Count how many lines contain the word "Excel". Please give only the number.
_ _ _ _
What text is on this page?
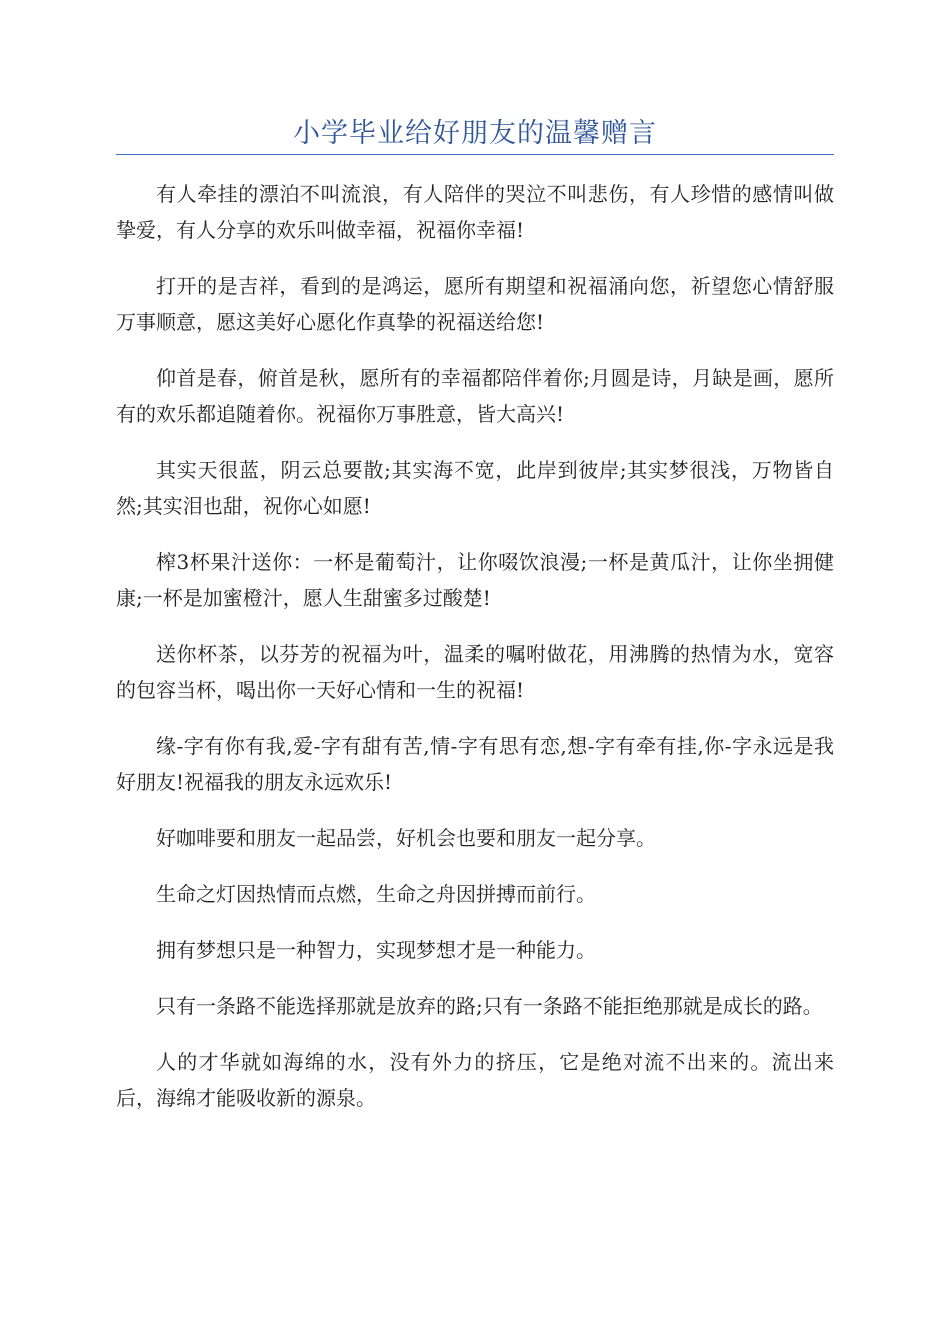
小学毕业给好朋友的温馨赠言

有人牵挂的漂泊不叫流浪，有人陪伴的哭泣不叫悲伤，有人珍惜的感情叫做挚爱，有人分享的欢乐叫做幸福，祝福你幸福!

打开的是吉祥，看到的是鸿运，愿所有期望和祝福涌向您，祈望您心情舒服万事顺意，愿这美好心愿化作真挚的祝福送给您!

仰首是春，俯首是秋，愿所有的幸福都陪伴着你;月圆是诗，月缺是画，愿所有的欢乐都追随着你。祝福你万事胜意，皆大高兴!

其实天很蓝，阴云总要散;其实海不宽，此岸到彼岸;其实梦很浅，万物皆自然;其实泪也甜，祝你心如愿!

榨3杯果汁送你：一杯是葡萄汁，让你啜饮浪漫;一杯是黄瓜汁，让你坐拥健康;一杯是加蜜橙汁，愿人生甜蜜多过酸楚!

送你杯茶，以芬芳的祝福为叶，温柔的嘱咐做花，用沸腾的热情为水，宽容的包容当杯，喝出你一天好心情和一生的祝福!

缘-字有你有我,爱-字有甜有苦,情-字有思有恋,想-字有牵有挂,你-字永远是我好朋友!祝福我的朋友永远欢乐!

好咖啡要和朋友一起品尝，好机会也要和朋友一起分享。

生命之灯因热情而点燃，生命之舟因拼搏而前行。

拥有梦想只是一种智力，实现梦想才是一种能力。

只有一条路不能选择那就是放弃的路;只有一条路不能拒绝那就是成长的路。

人的才华就如海绵的水，没有外力的挤压，它是绝对流不出来的。流出来后，海绵才能吸收新的源泉。
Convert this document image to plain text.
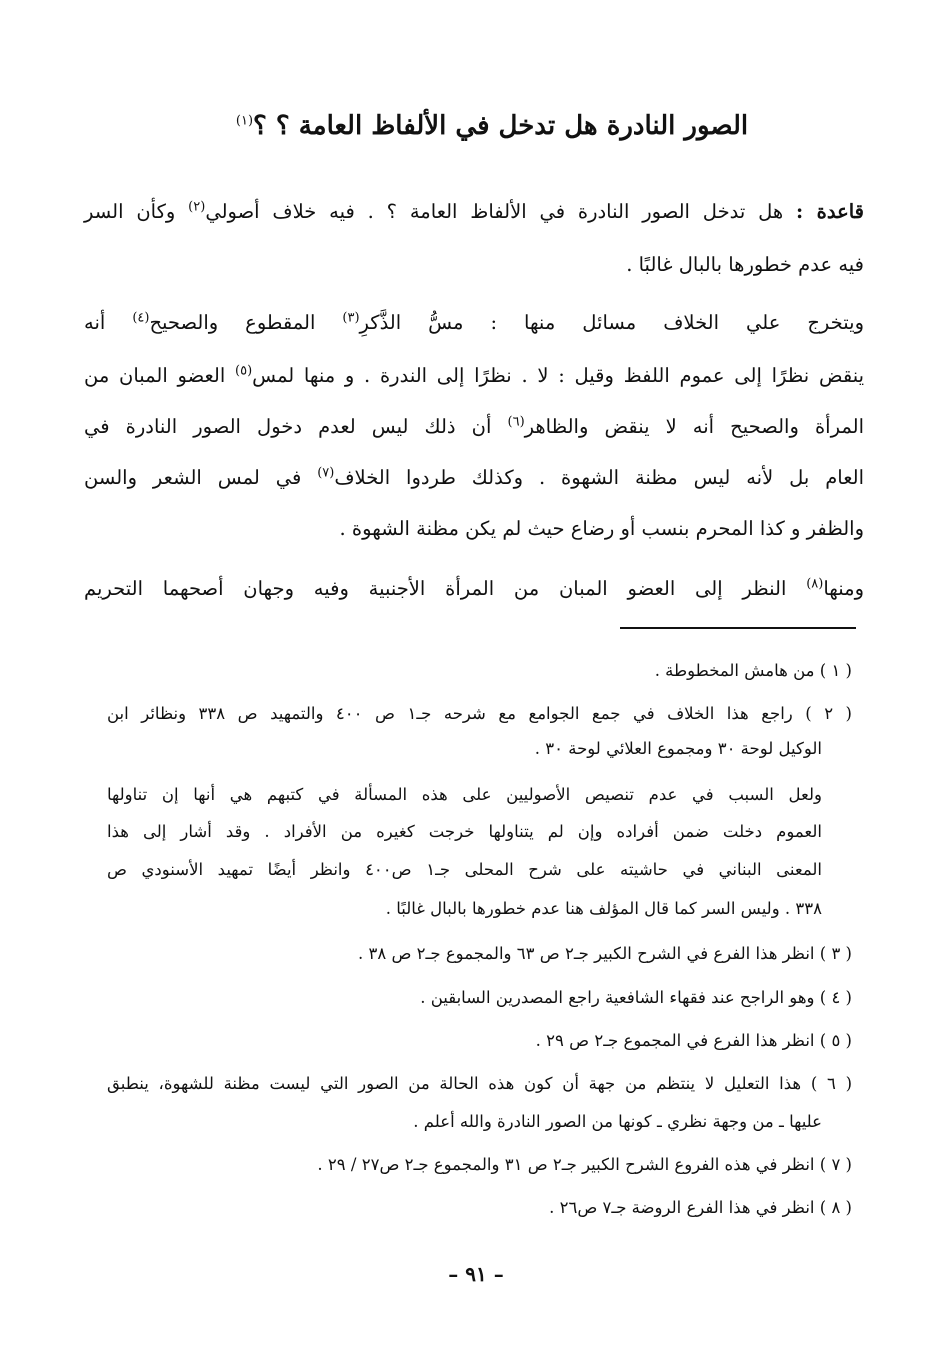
الصور النادرة هل تدخل في الألفاظ العامة ؟ ؟$^{(١)}$
قاعدة : هل تدخل الصور النادرة في الألفاظ العامة ؟ . فيه خلاف أصولي$^{(٢)}$ وكأن السر
فيه عدم خطورها بالبال غالبًا .
ويتخرج علي الخلاف مسائل منها : مسُّ الذَّكرِ$^{(٣)}$ المقطوع والصحيح$^{(٤)}$ أنه
ينقض نظرًا إلى عموم اللفظ وقيل : لا . نظرًا إلى الندرة . و منها لمس$^{(٥)}$ العضو المبان من
المرأة والصحيح أنه لا ينقض والظاهر$^{(٦)}$ أن ذلك ليس لعدم دخول الصور النادرة في
العام بل لأنه ليس مظنة الشهوة . وكذلك طردوا الخلاف$^{(٧)}$ في لمس الشعر والسن
والظفر و كذا المحرم بنسب أو رضاع حيث لم يكن مظنة الشهوة .
ومنها$^{(٨)}$ النظر إلى العضو المبان من المرأة الأجنبية وفيه وجهان أصحهما التحريم
( ١ ) من هامش المخطوطة .
( ٢ ) راجع هذا الخلاف في جمع الجوامع مع شرحه جـ١ ص ٤٠٠ والتمهيد ص ٣٣٨ ونظائر ابن
الوكيل لوحة ٣٠ ومجموع العلائي لوحة ٣٠ .
ولعل السبب في عدم تنصيص الأصوليين على هذه المسألة في كتبهم هي أنها إن تناولها
العموم دخلت ضمن أفراده وإن لم يتناولها خرجت كغيره من الأفراد . وقد أشار إلى هذا
المعنى البناني في حاشيته على شرح المحلى جـ١ ص٤٠٠ وانظر أيضًا تمهيد الأسنودي ص
٣٣٨ . وليس السر كما قال المؤلف هنا عدم خطورها بالبال غالبًا .
( ٣ ) انظر هذا الفرع في الشرح الكبير جـ٢ ص ٦٣ والمجموع جـ٢ ص ٣٨ .
( ٤ ) وهو الراجح عند فقهاء الشافعية راجع المصدرين السابقين .
( ٥ ) انظر هذا الفرع في المجموع جـ٢ ص ٢٩ .
( ٦ ) هذا التعليل لا ينتظم من جهة أن كون هذه الحالة من الصور التي ليست مظنة للشهوة، ينطبق
عليها ـ من وجهة نظري ـ كونها من الصور النادرة والله أعلم .
( ٧ ) انظر في هذه الفروع الشرح الكبير جـ٢ ص ٣١ والمجموع جـ٢ ص٢٧ / ٢٩ .
( ٨ ) انظر في هذا الفرع الروضة جـ٧ ص٢٦ .
– ٩١ –
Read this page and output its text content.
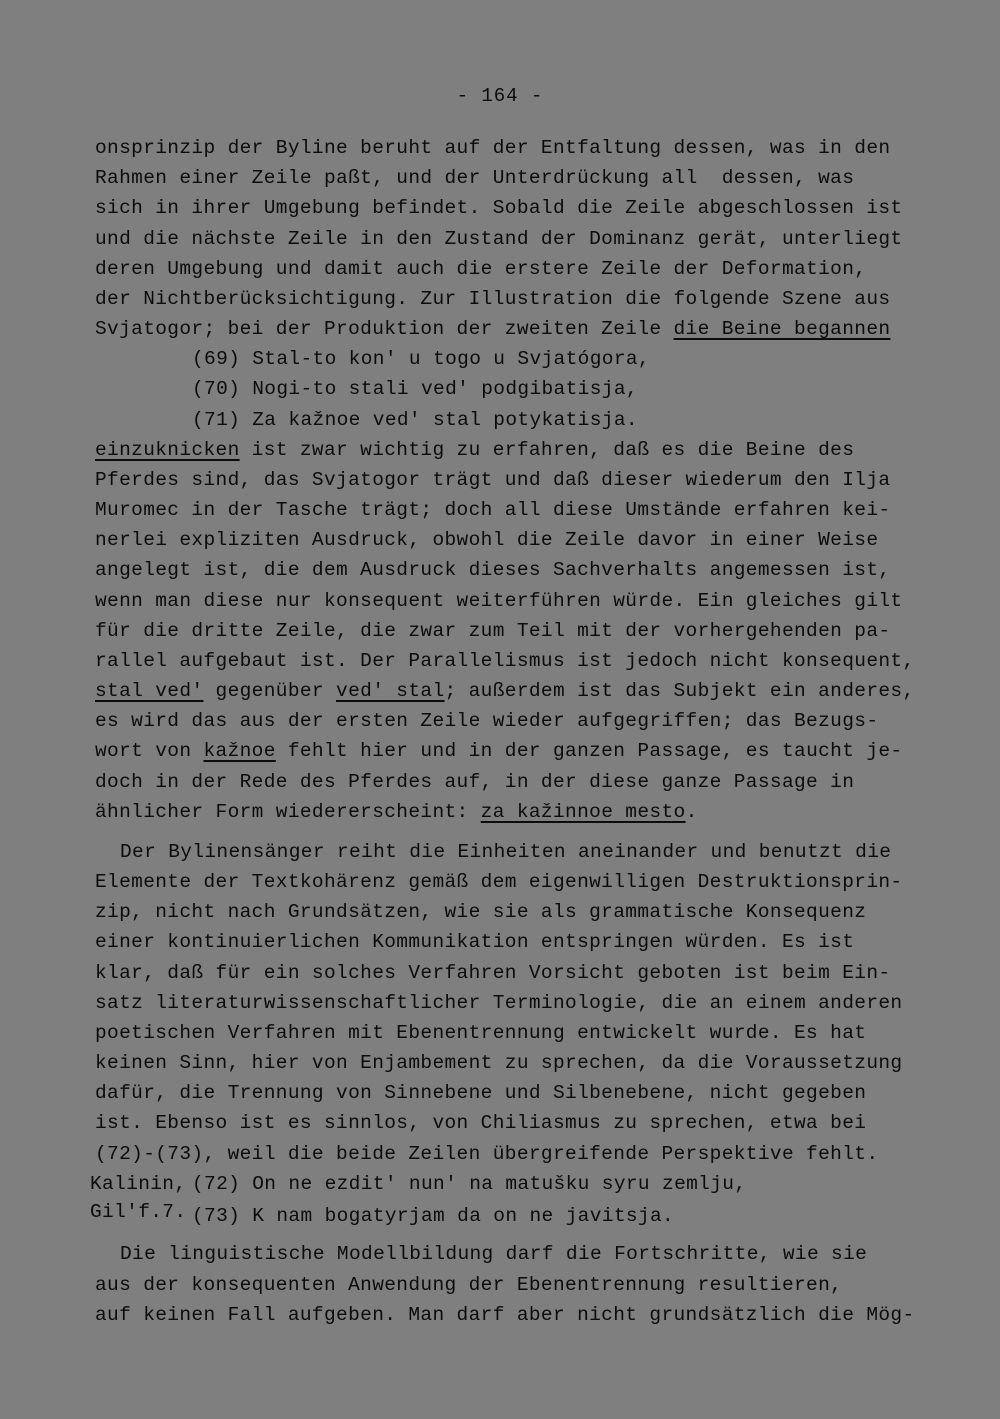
- 164 -
onsprinzip der Byline beruht auf der Entfaltung dessen, was in den
Rahmen einer Zeile paßt, und der Unterdrückung all  dessen, was
sich in ihrer Umgebung befindet. Sobald die Zeile abgeschlossen ist
und die nächste Zeile in den Zustand der Dominanz gerät, unterliegt
deren Umgebung und damit auch die erstere Zeile der Deformation,
der Nichtberücksichtigung. Zur Illustration die folgende Szene aus
Svjatogor; bei der Produktion der zweiten Zeile die Beine begannen
(69) Stal-to kon' u togo u Svjatógora,
(70) Nogi-to stali ved' podgibatisja,
(71) Za kažnoe ved' stal potykatisja.
einzuknicken ist zwar wichtig zu erfahren, daß es die Beine des
Pferdes sind, das Svjatogor trägt und daß dieser wiederum den Ilja
Muromec in der Tasche trägt; doch all diese Umstände erfahren kei-
nerlei expliziten Ausdruck, obwohl die Zeile davor in einer Weise
angelegt ist, die dem Ausdruck dieses Sachverhalts angemessen ist,
wenn man diese nur konsequent weiterführen würde. Ein gleiches gilt
für die dritte Zeile, die zwar zum Teil mit der vorhergehenden pa-
rallel aufgebaut ist. Der Parallelismus ist jedoch nicht konsequent,
stal ved' gegenüber ved' stal; außerdem ist das Subjekt ein anderes,
es wird das aus der ersten Zeile wieder aufgegriffen; das Bezugs-
wort von kažnoe fehlt hier und in der ganzen Passage, es taucht je-
doch in der Rede des Pferdes auf, in der diese ganze Passage in
ähnlicher Form wiedererscheint: za kažinnoe mesto.
Der Bylinensänger reiht die Einheiten aneinander und benutzt die
Elemente der Textkohärenz gemäß dem eigenwilligen Destruktionsprin-
zip, nicht nach Grundsätzen, wie sie als grammatische Konsequenz
einer kontinuierlichen Kommunikation entspringen würden. Es ist
klar, daß für ein solches Verfahren Vorsicht geboten ist beim Ein-
satz literaturwissenschaftlicher Terminologie, die an einem anderen
poetischen Verfahren mit Ebenentrennung entwickelt wurde. Es hat
keinen Sinn, hier von Enjambement zu sprechen, da die Voraussetzung
dafür, die Trennung von Sinnebene und Silbenebene, nicht gegeben
ist. Ebenso ist es sinnlos, von Chiliasmus zu sprechen, etwa bei
(72)-(73), weil die beide Zeilen übergreifende Perspektive fehlt.
Kalinin, (72) On ne ezdit' nun' na matušku syru zemlju,
Gil'f.7. (73) K nam bogatyrjam da on ne javitsja.
Die linguistische Modellbildung darf die Fortschritte, wie sie
aus der konsequenten Anwendung der Ebenentrennung resultieren,
auf keinen Fall aufgeben. Man darf aber nicht grundsätzlich die Mög-
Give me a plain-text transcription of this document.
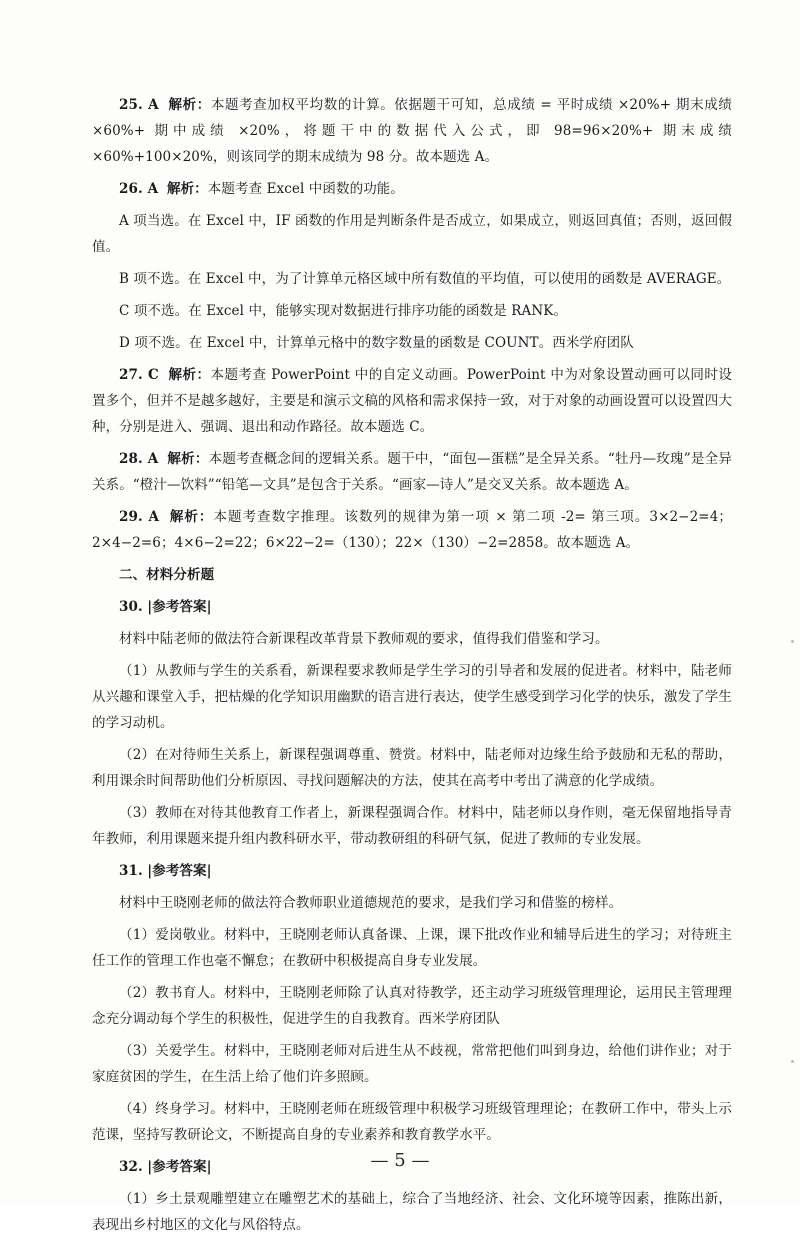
25. A 解析：本题考查加权平均数的计算。依据题干可知，总成绩 = 平时成绩 ×20%+ 期末成绩 ×60%+ 期中成绩 ×20%，将题干中的数据代入公式，即 98=96×20%+ 期末成绩 ×60%+100×20%，则该同学的期末成绩为 98 分。故本题选 A。

26. A 解析：本题考查 Excel 中函数的功能。

A 项当选。在 Excel 中，IF 函数的作用是判断条件是否成立，如果成立，则返回真值；否则，返回假值。

B 项不选。在 Excel 中，为了计算单元格区域中所有数值的平均值，可以使用的函数是 AVERAGE。

C 项不选。在 Excel 中，能够实现对数据进行排序功能的函数是 RANK。

D 项不选。在 Excel 中，计算单元格中的数字数量的函数是 COUNT。西米学府团队

27. C 解析：本题考查 PowerPoint 中的自定义动画。PowerPoint 中为对象设置动画可以同时设置多个，但并不是越多越好，主要是和演示文稿的风格和需求保持一致，对于对象的动画设置可以设置四大种，分别是进入、强调、退出和动作路径。故本题选 C。

28. A 解析：本题考查概念间的逻辑关系。题干中，“面包—蛋糕”是全异关系。“牡丹—玫瑰”是全异关系。“橙汁—饮料”“铅笔—文具”是包含于关系。“画家—诗人”是交叉关系。故本题选 A。

29. A 解析：本题考查数字推理。该数列的规律为第一项 × 第二项 -2= 第三项。3×2−2=4；2×4−2=6；4×6−2=22；6×22−2=（130）；22×（130）−2=2858。故本题选 A。

二、材料分析题

30. |参考答案|

材料中陆老师的做法符合新课程改革背景下教师观的要求，值得我们借鉴和学习。

（1）从教师与学生的关系看，新课程要求教师是学生学习的引导者和发展的促进者。材料中，陆老师从兴趣和课堂入手，把枯燥的化学知识用幽默的语言进行表达，使学生感受到学习化学的快乐，激发了学生的学习动机。

（2）在对待师生关系上，新课程强调尊重、赞赏。材料中，陆老师对边缘生给予鼓励和无私的帮助，利用课余时间帮助他们分析原因、寻找问题解决的方法，使其在高考中考出了满意的化学成绩。

（3）教师在对待其他教育工作者上，新课程强调合作。材料中，陆老师以身作则，毫无保留地指导青年教师，利用课题来提升组内教科研水平，带动教研组的科研气氛，促进了教师的专业发展。

31. |参考答案|

材料中王晓刚老师的做法符合教师职业道德规范的要求，是我们学习和借鉴的榜样。

（1）爱岗敬业。材料中，王晓刚老师认真备课、上课，课下批改作业和辅导后进生的学习；对待班主任工作的管理工作也毫不懈怠；在教研中积极提高自身专业发展。

（2）教书育人。材料中，王晓刚老师除了认真对待教学，还主动学习班级管理理论，运用民主管理理念充分调动每个学生的积极性，促进学生的自我教育。西米学府团队

（3）关爱学生。材料中，王晓刚老师对后进生从不歧视，常常把他们叫到身边，给他们讲作业；对于家庭贫困的学生，在生活上给了他们许多照顾。

（4）终身学习。材料中，王晓刚老师在班级管理中积极学习班级管理理论；在教研工作中，带头上示范课，坚持写教研论文，不断提高自身的专业素养和教育教学水平。

32. |参考答案|

（1）乡土景观雕塑建立在雕塑艺术的基础上，综合了当地经济、社会、文化环境等因素，推陈出新，表现出乡村地区的文化与风俗特点。

— 5 —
_ _ _ _
## Solution for this task
5